── AVAILABLE RECORDS ──

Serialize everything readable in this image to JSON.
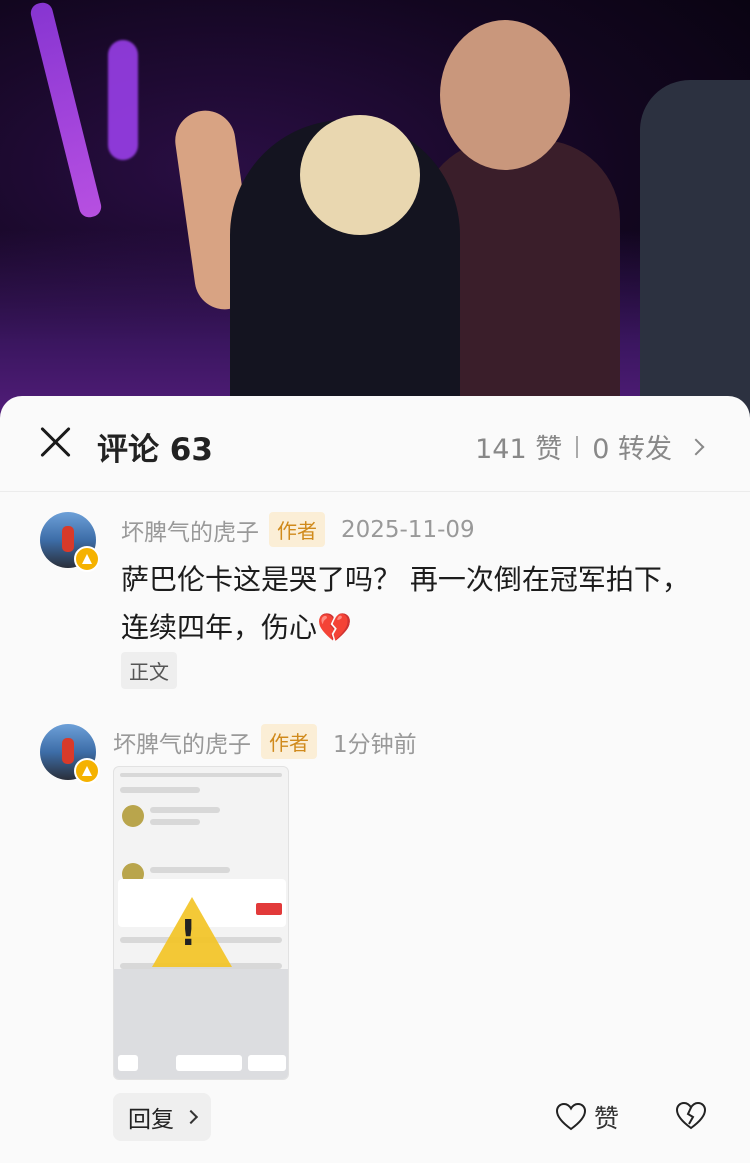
{
  "header": {
    "title": "评论 63",
    "likes": "141 赞",
    "shares": "0 转发"
  },
  "comments": [
    {
      "username": "坏脾气的虎子",
      "author_tag": "作者",
      "date": "2025-11-09",
      "text": "萨巴伦卡这是哭了吗？  再一次倒在冠军拍下，连续四年，伤心",
      "emoji": "💔",
      "tag": "正文"
    },
    {
      "username": "坏脾气的虎子",
      "author_tag": "作者",
      "date": "1分钟前"
    }
  ],
  "actions": {
    "reply": "回复",
    "like": "赞"
  },
  "icons": {
    "close": "close-icon",
    "like": "heart-icon",
    "dislike": "broken-heart-icon",
    "warning": "warning-icon"
  },
  "colors": {
    "author_tag_bg": "#fbeed6",
    "author_tag_text": "#d08a1c"
  }
}
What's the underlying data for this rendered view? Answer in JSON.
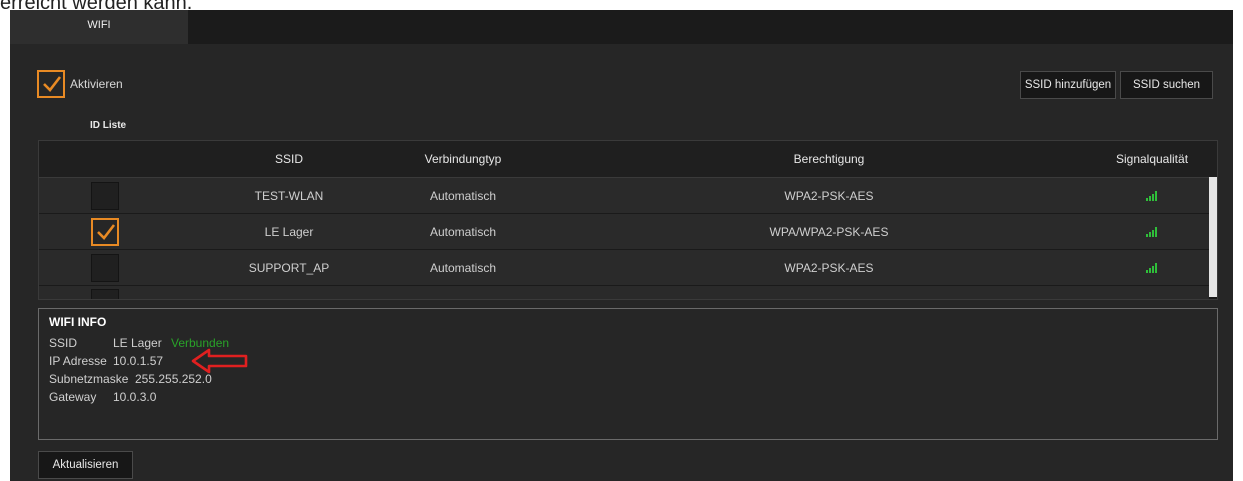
{
  "above_text": "erreicht werden kann.",
  "tabs": [
    {
      "label": "WIFI",
      "active": true
    }
  ],
  "activate": {
    "label": "Aktivieren",
    "checked": true
  },
  "toolbar": {
    "add_ssid": "SSID hinzufügen",
    "search_ssid": "SSID suchen"
  },
  "id_list_label": "ID Liste",
  "table": {
    "columns": [
      "",
      "SSID",
      "Verbindungtyp",
      "Berechtigung",
      "Signalqualität"
    ],
    "rows": [
      {
        "checked": false,
        "ssid": "TEST-WLAN",
        "type": "Automatisch",
        "auth": "WPA2-PSK-AES",
        "signal": "signal-bars-icon"
      },
      {
        "checked": true,
        "ssid": "LE Lager",
        "type": "Automatisch",
        "auth": "WPA/WPA2-PSK-AES",
        "signal": "signal-bars-icon"
      },
      {
        "checked": false,
        "ssid": "SUPPORT_AP",
        "type": "Automatisch",
        "auth": "WPA2-PSK-AES",
        "signal": "signal-bars-icon"
      },
      {
        "checked": false,
        "ssid": "",
        "type": "",
        "auth": "",
        "signal": "signal-bars-icon"
      }
    ]
  },
  "wifi_info": {
    "title": "WIFI INFO",
    "ssid_key": "SSID",
    "ssid_value": "LE Lager",
    "status": "Verbunden",
    "ip_key": "IP Adresse",
    "ip_value": "10.0.1.57",
    "subnet_key": "Subnetzmaske",
    "subnet_value": "255.255.252.0",
    "gateway_key": "Gateway",
    "gateway_value": "10.0.3.0"
  },
  "refresh_button": "Aktualisieren",
  "colors": {
    "accent": "#e88a24",
    "connected": "#29a329",
    "annotation_arrow": "#e02020",
    "signal": "#2fbf3a"
  }
}
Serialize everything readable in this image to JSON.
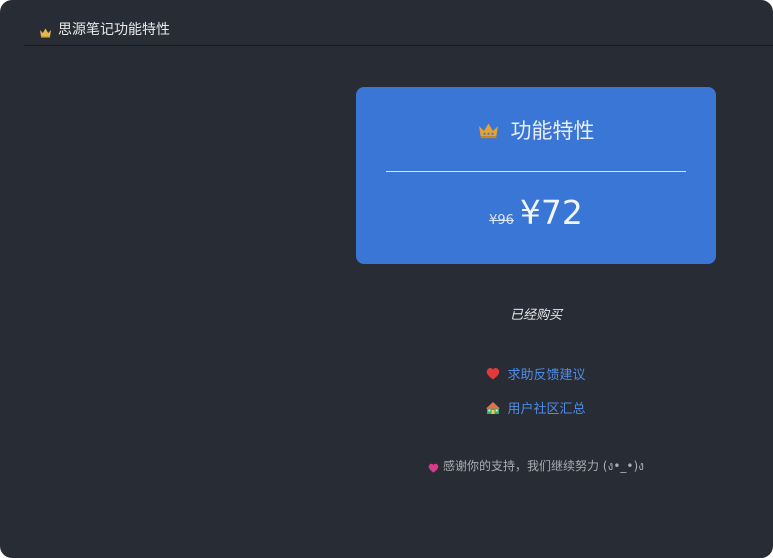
{
  "window": {
    "title": "思源笔记功能特性"
  },
  "card": {
    "title": "功能特性",
    "old_price": "¥96",
    "new_price": "¥72"
  },
  "status": {
    "purchased": "已经购买"
  },
  "links": {
    "help": "求助反馈建议",
    "community": "用户社区汇总"
  },
  "footer": {
    "thanks": "感谢你的支持，我们继续努力 (ง•_•)ง"
  },
  "icons": {
    "title_icon": "crown-icon",
    "card_icon": "crown-icon",
    "help_icon": "heart-icon",
    "community_icon": "house-icon",
    "thanks_icon": "heart-icon"
  },
  "colors": {
    "background": "#282c34",
    "card": "#3a76d5",
    "link": "#4f8ce8",
    "heart_red": "#e23a3a",
    "heart_pink": "#d93a8c",
    "crown": "#e3a234"
  }
}
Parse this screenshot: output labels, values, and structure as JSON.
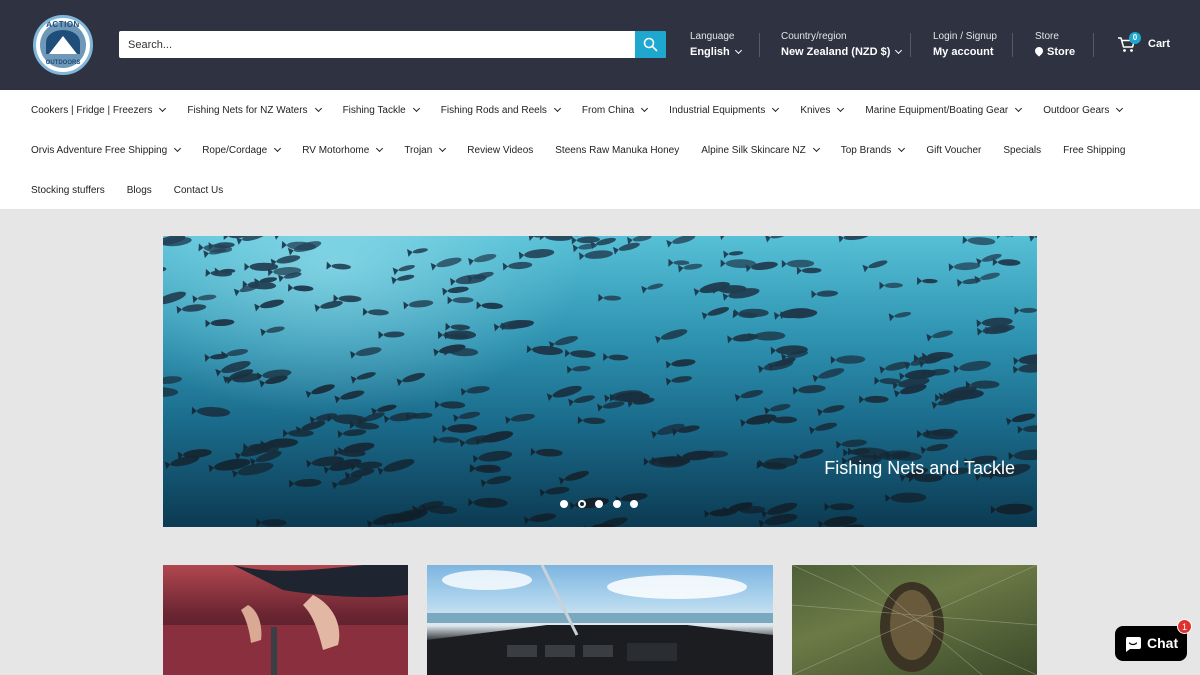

───

AIM
The entries above should be reproduced exactly, without their pictures.

RESULT FOR THIS EXERCISE
Serialize everything readable in this image to JSON.
{
  "header": {
    "title": "评论 63",
    "likes": "141 赞",
    "shares": "0 转发"
  },
  "comments": [
    {
      "username": "坏脾气的虎子",
      "author_tag": "作者",
      "date": "2025-11-09",
      "text": "萨巴伦卡这是哭了吗？  再一次倒在冠军拍下，连续四年，伤心",
      "emoji": "💔",
      "tag": "正文"
    },
    {
      "username": "坏脾气的虎子",
      "author_tag": "作者",
      "date": "1分钟前"
    }
  ],
  "actions": {
    "reply": "回复",
    "like": "赞"
  },
  "icons": {
    "close": "close-icon",
    "like": "heart-icon",
    "dislike": "broken-heart-icon",
    "warning": "warning-icon"
  },
  "colors": {
    "author_tag_bg": "#fbeed6",
    "author_tag_text": "#d08a1c"
  }
}
What's the underlying data for this rendered view? Answer in JSON.
{
  "above_text": "erreicht werden kann.",
  "tabs": [
    {
      "label": "WIFI",
      "active": true
    }
  ],
  "activate": {
    "label": "Aktivieren",
    "checked": true
  },
  "toolbar": {
    "add_ssid": "SSID hinzufügen",
    "search_ssid": "SSID suchen"
  },
  "id_list_label": "ID Liste",
  "table": {
    "columns": [
      "",
      "SSID",
      "Verbindungtyp",
      "Berechtigung",
      "Signalqualität"
    ],
    "rows": [
      {
        "checked": false,
        "ssid": "TEST-WLAN",
        "type": "Automatisch",
        "auth": "WPA2-PSK-AES",
        "signal": "signal-bars-icon"
      },
      {
        "checked": true,
        "ssid": "LE Lager",
        "type": "Automatisch",
        "auth": "WPA/WPA2-PSK-AES",
        "signal": "signal-bars-icon"
      },
      {
        "checked": false,
        "ssid": "SUPPORT_AP",
        "type": "Automatisch",
        "auth": "WPA2-PSK-AES",
        "signal": "signal-bars-icon"
      },
      {
        "checked": false,
        "ssid": "",
        "type": "",
        "auth": "",
        "signal": "signal-bars-icon"
      }
    ]
  },
  "wifi_info": {
    "title": "WIFI INFO",
    "ssid_key": "SSID",
    "ssid_value": "LE Lager",
    "status": "Verbunden",
    "ip_key": "IP Adresse",
    "ip_value": "10.0.1.57",
    "subnet_key": "Subnetzmaske",
    "subnet_value": "255.255.252.0",
    "gateway_key": "Gateway",
    "gateway_value": "10.0.3.0"
  },
  "refresh_button": "Aktualisieren",
  "colors": {
    "accent": "#e88a24",
    "connected": "#29a329",
    "annotation_arrow": "#e02020",
    "signal": "#2fbf3a"
  }
}
Serialize everything readable in this image to JSON.
{
  "window": {
    "title": "思源笔记功能特性"
  },
  "card": {
    "title": "功能特性",
    "old_price": "¥96",
    "new_price": "¥72"
  },
  "status": {
    "purchased": "已经购买"
  },
  "links": {
    "help": "求助反馈建议",
    "community": "用户社区汇总"
  },
  "footer": {
    "thanks": "感谢你的支持，我们继续努力 (ง•_•)ง"
  },
  "icons": {
    "title_icon": "crown-icon",
    "card_icon": "crown-icon",
    "help_icon": "heart-icon",
    "community_icon": "house-icon",
    "thanks_icon": "heart-icon"
  },
  "colors": {
    "background": "#282c34",
    "card": "#3a76d5",
    "link": "#4f8ce8",
    "heart_red": "#e23a3a",
    "heart_pink": "#d93a8c",
    "crown": "#e3a234"
  }
}
Parse this screenshot: output labels, values, and structure as JSON.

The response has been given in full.